- Stated exercise:
Repeat all of the material below exactly as written, images excluded.

(Data records)
________________

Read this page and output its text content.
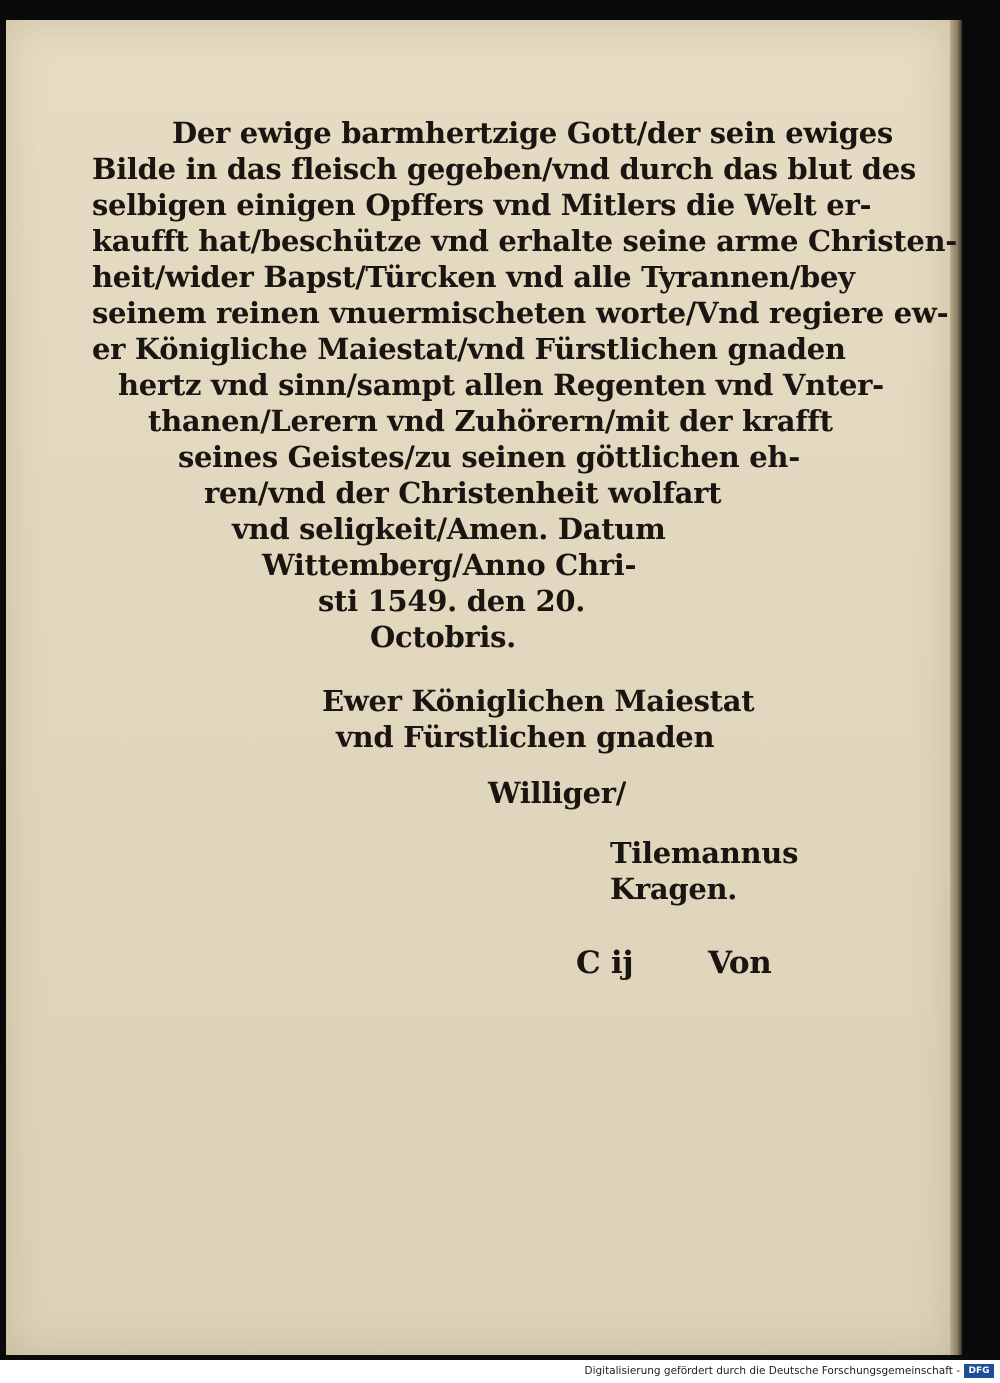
Der ewige barmhertzige Gott/der sein ewiges
Bilde in das fleisch gegeben/vnd durch das blut des
selbigen einigen Opffers vnd Mitlers die Welt er-
kaufft hat/beschütze vnd erhalte seine arme Christen-
heit/wider Bapst/Türcken vnd alle Tyrannen/bey
seinem reinen vnuermischeten worte/Vnd regiere ew-
er Königliche Maiestat/vnd Fürstlichen gnaden
hertz vnd sinn/sampt allen Regenten vnd Vnter-
thanen/Lerern vnd Zuhörern/mit der krafft
seines Geistes/zu seinen göttlichen eh-
ren/vnd der Christenheit wolfart
vnd seligkeit/Amen. Datum
Wittemberg/Anno Chri-
sti 1549. den 20.
Octobris.
Ewer Königlichen Maiestat
vnd Fürstlichen gnaden
Williger/
Tilemannus
Kragen.
C ij Von
Digitalisierung gefördert durch die Deutsche Forschungsgemeinschaft - DFG
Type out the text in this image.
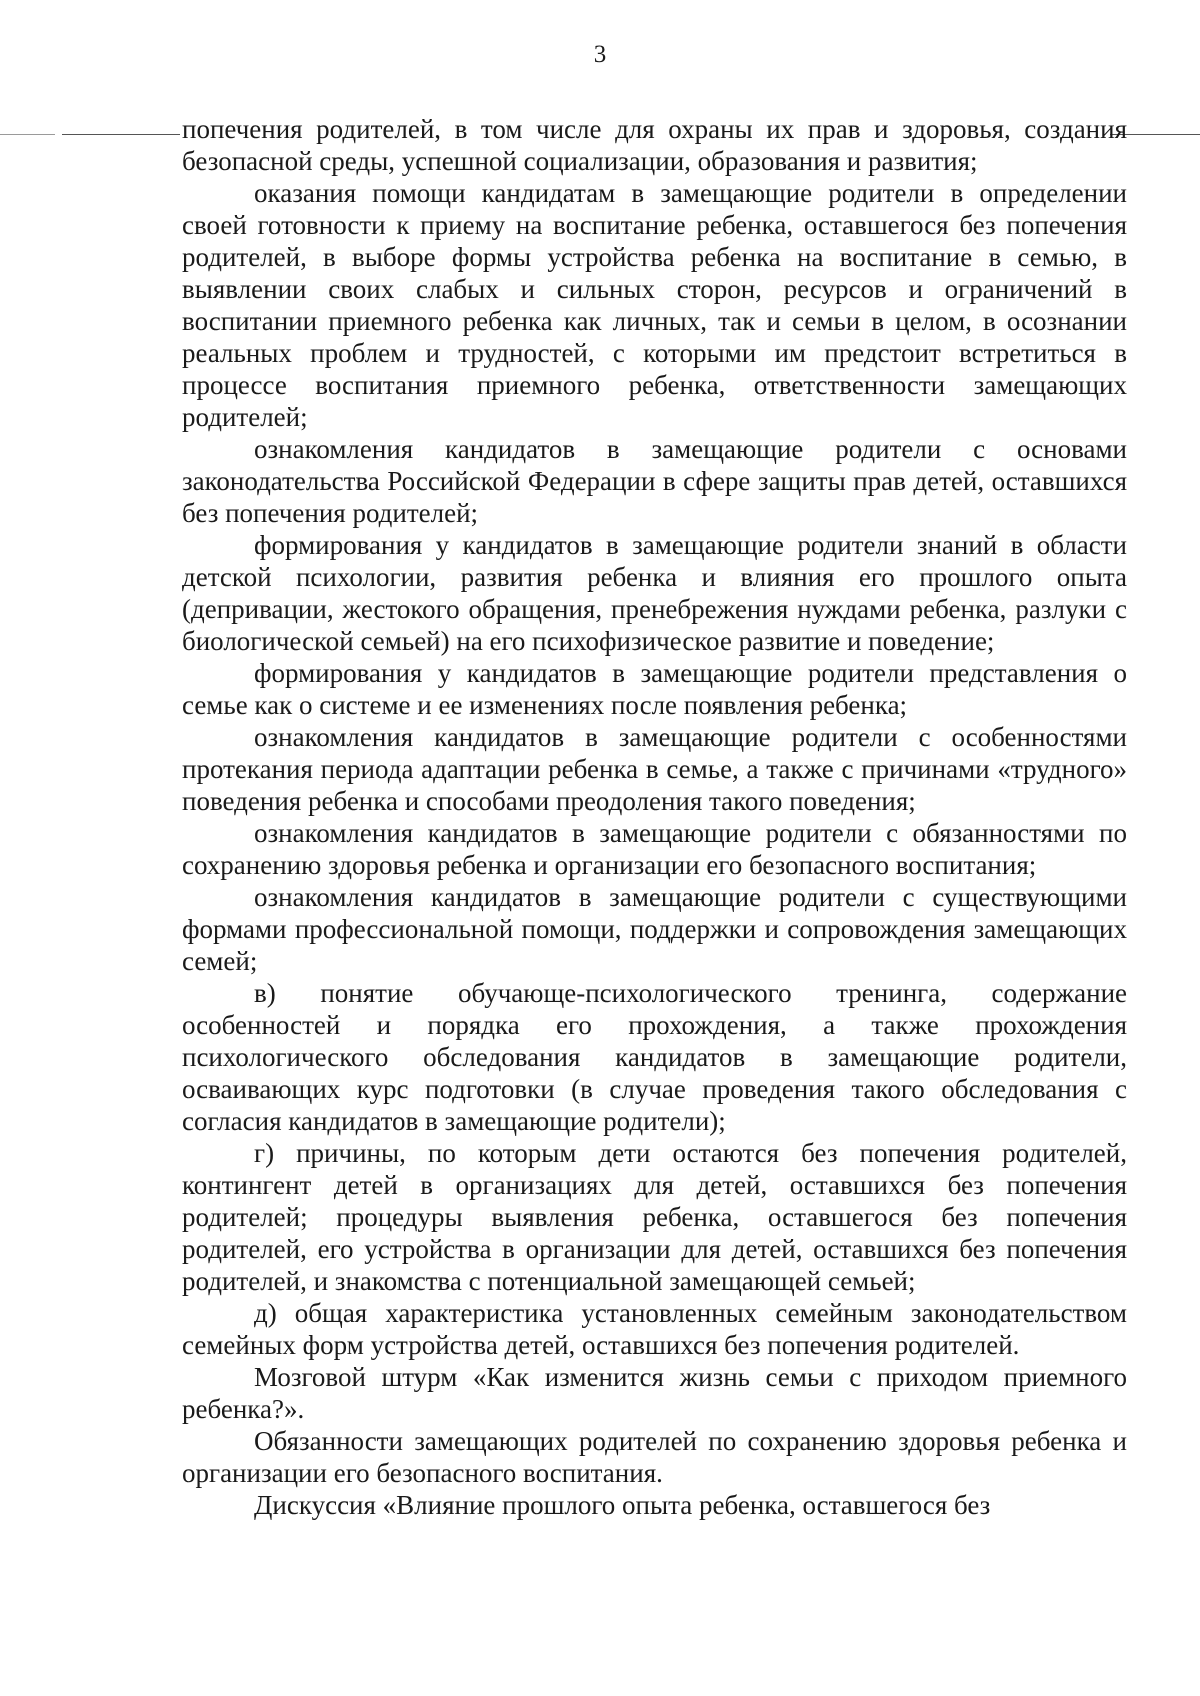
3

попечения родителей, в том числе для охраны их прав и здоровья, создания безопасной среды, успешной социализации, образования и развития;

оказания помощи кандидатам в замещающие родители в определении своей готовности к приему на воспитание ребенка, оставшегося без попечения родителей, в выборе формы устройства ребенка на воспитание в семью, в выявлении своих слабых и сильных сторон, ресурсов и ограничений в воспитании приемного ребенка как личных, так и семьи в целом, в осознании реальных проблем и трудностей, с которыми им предстоит встретиться в процессе воспитания приемного ребенка, ответственности замещающих родителей;

ознакомления кандидатов в замещающие родители с основами законодательства Российской Федерации в сфере защиты прав детей, оставшихся без попечения родителей;

формирования у кандидатов в замещающие родители знаний в области детской психологии, развития ребенка и влияния его прошлого опыта (депривации, жестокого обращения, пренебрежения нуждами ребенка, разлуки с биологической семьей) на его психофизическое развитие и поведение;

формирования у кандидатов в замещающие родители представления о семье как о системе и ее изменениях после появления ребенка;

ознакомления кандидатов в замещающие родители с особенностями протекания периода адаптации ребенка в семье, а также с причинами «трудного» поведения ребенка и способами преодоления такого поведения;

ознакомления кандидатов в замещающие родители с обязанностями по сохранению здоровья ребенка и организации его безопасного воспитания;

ознакомления кандидатов в замещающие родители с существующими формами профессиональной помощи, поддержки и сопровождения замещающих семей;

в) понятие обучающе-психологического тренинга, содержание особенностей и порядка его прохождения, а также прохождения психологического обследования кандидатов в замещающие родители, осваивающих курс подготовки (в случае проведения такого обследования с согласия кандидатов в замещающие родители);

г) причины, по которым дети остаются без попечения родителей, контингент детей в организациях для детей, оставшихся без попечения родителей; процедуры выявления ребенка, оставшегося без попечения родителей, его устройства в организации для детей, оставшихся без попечения родителей, и знакомства с потенциальной замещающей семьей;

д) общая характеристика установленных семейным законодательством семейных форм устройства детей, оставшихся без попечения родителей.

Мозговой штурм «Как изменится жизнь семьи с приходом приемного ребенка?».

Обязанности замещающих родителей по сохранению здоровья ребенка и организации его безопасного воспитания.

Дискуссия «Влияние прошлого опыта ребенка, оставшегося без
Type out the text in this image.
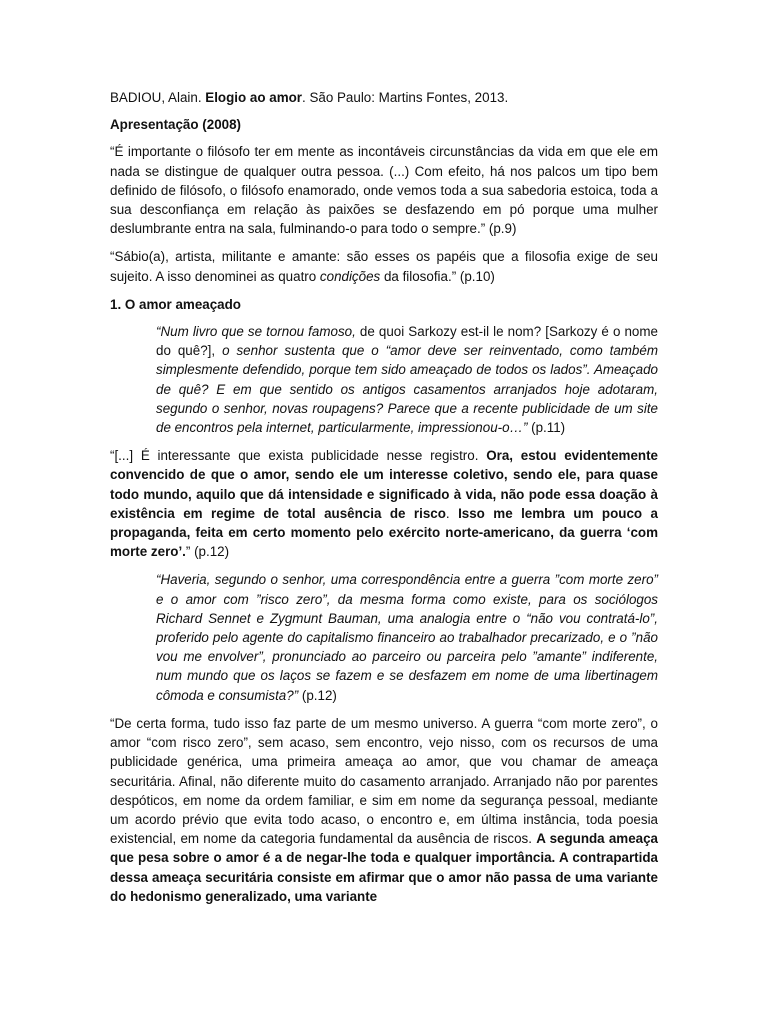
BADIOU, Alain. Elogio ao amor. São Paulo: Martins Fontes, 2013.

Apresentação (2008)

“É importante o filósofo ter em mente as incontáveis circunstâncias da vida em que ele em nada se distingue de qualquer outra pessoa. (...) Com efeito, há nos palcos um tipo bem definido de filósofo, o filósofo enamorado, onde vemos toda a sua sabedoria estoica, toda a sua desconfiança em relação às paixões se desfazendo em pó porque uma mulher deslumbrante entra na sala, fulminando-o para todo o sempre.” (p.9)

“Sábio(a), artista, militante e amante: são esses os papéis que a filosofia exige de seu sujeito. A isso denominei as quatro condições da filosofia.” (p.10)

1. O amor ameaçado

“Num livro que se tornou famoso, de quoi Sarkozy est-il le nom? [Sarkozy é o nome do quê?], o senhor sustenta que o “amor deve ser reinventado, como também simplesmente defendido, porque tem sido ameaçado de todos os lados”. Ameaçado de quê? E em que sentido os antigos casamentos arranjados hoje adotaram, segundo o senhor, novas roupagens? Parece que a recente publicidade de um site de encontros pela internet, particularmente, impressionou-o…” (p.11)

“[...] É interessante que exista publicidade nesse registro. Ora, estou evidentemente convencido de que o amor, sendo ele um interesse coletivo, sendo ele, para quase todo mundo, aquilo que dá intensidade e significado à vida, não pode essa doação à existência em regime de total ausência de risco. Isso me lembra um pouco a propaganda, feita em certo momento pelo exército norte-americano, da guerra ‘com morte zero’.” (p.12)

“Haveria, segundo o senhor, uma correspondência entre a guerra ”com morte zero” e o amor com ”risco zero”, da mesma forma como existe, para os sociólogos Richard Sennet e Zygmunt Bauman, uma analogia entre o “não vou contratá-lo”, proferido pelo agente do capitalismo financeiro ao trabalhador precarizado, e o ”não vou me envolver”, pronunciado ao parceiro ou parceira pelo ”amante” indiferente, num mundo que os laços se fazem e se desfazem em nome de uma libertinagem cômoda e consumista?” (p.12)

“De certa forma, tudo isso faz parte de um mesmo universo. A guerra “com morte zero”, o amor “com risco zero”, sem acaso, sem encontro, vejo nisso, com os recursos de uma publicidade genérica, uma primeira ameaça ao amor, que vou chamar de ameaça securitária. Afinal, não diferente muito do casamento arranjado. Arranjado não por parentes despóticos, em nome da ordem familiar, e sim em nome da segurança pessoal, mediante um acordo prévio que evita todo acaso, o encontro e, em última instância, toda poesia existencial, em nome da categoria fundamental da ausência de riscos. A segunda ameaça que pesa sobre o amor é a de negar-lhe toda e qualquer importância. A contrapartida dessa ameaça securitária consiste em afirmar que o amor não passa de uma variante do hedonismo generalizado, uma variante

________________

- Answer below:
Read this page and output its text content.
Der ewige barmhertzige Gott/der sein ewiges
Bilde in das fleisch gegeben/vnd durch das blut des
selbigen einigen Opffers vnd Mitlers die Welt er-
kaufft hat/beschütze vnd erhalte seine arme Christen-
heit/wider Bapst/Türcken vnd alle Tyrannen/bey
seinem reinen vnuermischeten worte/Vnd regiere ew-
er Königliche Maiestat/vnd Fürstlichen gnaden
hertz vnd sinn/sampt allen Regenten vnd Vnter-
thanen/Lerern vnd Zuhörern/mit der krafft
seines Geistes/zu seinen göttlichen eh-
ren/vnd der Christenheit wolfart
vnd seligkeit/Amen. Datum
Wittemberg/Anno Chri-
sti 1549. den 20.
Octobris.
Ewer Königlichen Maiestat
vnd Fürstlichen gnaden
Williger/
Tilemannus
Kragen.
C ij Von
Digitalisierung gefördert durch die Deutsche Forschungsgemeinschaft - DFG
Type out the text in this image.
3

попечения родителей, в том числе для охраны их прав и здоровья, создания безопасной среды, успешной социализации, образования и развития;

оказания помощи кандидатам в замещающие родители в определении своей готовности к приему на воспитание ребенка, оставшегося без попечения родителей, в выборе формы устройства ребенка на воспитание в семью, в выявлении своих слабых и сильных сторон, ресурсов и ограничений в воспитании приемного ребенка как личных, так и семьи в целом, в осознании реальных проблем и трудностей, с которыми им предстоит встретиться в процессе воспитания приемного ребенка, ответственности замещающих родителей;

ознакомления кандидатов в замещающие родители с основами законодательства Российской Федерации в сфере защиты прав детей, оставшихся без попечения родителей;

формирования у кандидатов в замещающие родители знаний в области детской психологии, развития ребенка и влияния его прошлого опыта (депривации, жестокого обращения, пренебрежения нуждами ребенка, разлуки с биологической семьей) на его психофизическое развитие и поведение;

формирования у кандидатов в замещающие родители представления о семье как о системе и ее изменениях после появления ребенка;

ознакомления кандидатов в замещающие родители с особенностями протекания периода адаптации ребенка в семье, а также с причинами «трудного» поведения ребенка и способами преодоления такого поведения;

ознакомления кандидатов в замещающие родители с обязанностями по сохранению здоровья ребенка и организации его безопасного воспитания;

ознакомления кандидатов в замещающие родители с существующими формами профессиональной помощи, поддержки и сопровождения замещающих семей;

в) понятие обучающе-психологического тренинга, содержание особенностей и порядка его прохождения, а также прохождения психологического обследования кандидатов в замещающие родители, осваивающих курс подготовки (в случае проведения такого обследования с согласия кандидатов в замещающие родители);

г) причины, по которым дети остаются без попечения родителей, контингент детей в организациях для детей, оставшихся без попечения родителей; процедуры выявления ребенка, оставшегося без попечения родителей, его устройства в организации для детей, оставшихся без попечения родителей, и знакомства с потенциальной замещающей семьей;

д) общая характеристика установленных семейным законодательством семейных форм устройства детей, оставшихся без попечения родителей.

Мозговой штурм «Как изменится жизнь семьи с приходом приемного ребенка?».

Обязанности замещающих родителей по сохранению здоровья ребенка и организации его безопасного воспитания.

Дискуссия «Влияние прошлого опыта ребенка, оставшегося без
Type out the text in this image.
BADIOU, Alain. Elogio ao amor. São Paulo: Martins Fontes, 2013.

Apresentação (2008)

“É importante o filósofo ter em mente as incontáveis circunstâncias da vida em que ele em nada se distingue de qualquer outra pessoa. (...) Com efeito, há nos palcos um tipo bem definido de filósofo, o filósofo enamorado, onde vemos toda a sua sabedoria estoica, toda a sua desconfiança em relação às paixões se desfazendo em pó porque uma mulher deslumbrante entra na sala, fulminando-o para todo o sempre.” (p.9)

“Sábio(a), artista, militante e amante: são esses os papéis que a filosofia exige de seu sujeito. A isso denominei as quatro condições da filosofia.” (p.10)

1. O amor ameaçado

“Num livro que se tornou famoso, de quoi Sarkozy est-il le nom? [Sarkozy é o nome do quê?], o senhor sustenta que o “amor deve ser reinventado, como também simplesmente defendido, porque tem sido ameaçado de todos os lados”. Ameaçado de quê? E em que sentido os antigos casamentos arranjados hoje adotaram, segundo o senhor, novas roupagens? Parece que a recente publicidade de um site de encontros pela internet, particularmente, impressionou-o…” (p.11)

“[...] É interessante que exista publicidade nesse registro. Ora, estou evidentemente convencido de que o amor, sendo ele um interesse coletivo, sendo ele, para quase todo mundo, aquilo que dá intensidade e significado à vida, não pode essa doação à existência em regime de total ausência de risco. Isso me lembra um pouco a propaganda, feita em certo momento pelo exército norte-americano, da guerra ‘com morte zero’.” (p.12)

“Haveria, segundo o senhor, uma correspondência entre a guerra ”com morte zero” e o amor com ”risco zero”, da mesma forma como existe, para os sociólogos Richard Sennet e Zygmunt Bauman, uma analogia entre o “não vou contratá-lo”, proferido pelo agente do capitalismo financeiro ao trabalhador precarizado, e o ”não vou me envolver”, pronunciado ao parceiro ou parceira pelo ”amante” indiferente, num mundo que os laços se fazem e se desfazem em nome de uma libertinagem cômoda e consumista?” (p.12)

“De certa forma, tudo isso faz parte de um mesmo universo. A guerra “com morte zero”, o amor “com risco zero”, sem acaso, sem encontro, vejo nisso, com os recursos de uma publicidade genérica, uma primeira ameaça ao amor, que vou chamar de ameaça securitária. Afinal, não diferente muito do casamento arranjado. Arranjado não por parentes despóticos, em nome da ordem familiar, e sim em nome da segurança pessoal, mediante um acordo prévio que evita todo acaso, o encontro e, em última instância, toda poesia existencial, em nome da categoria fundamental da ausência de riscos. A segunda ameaça que pesa sobre o amor é a de negar-lhe toda e qualquer importância. A contrapartida dessa ameaça securitária consiste em afirmar que o amor não passa de uma variante do hedonismo generalizado, uma variante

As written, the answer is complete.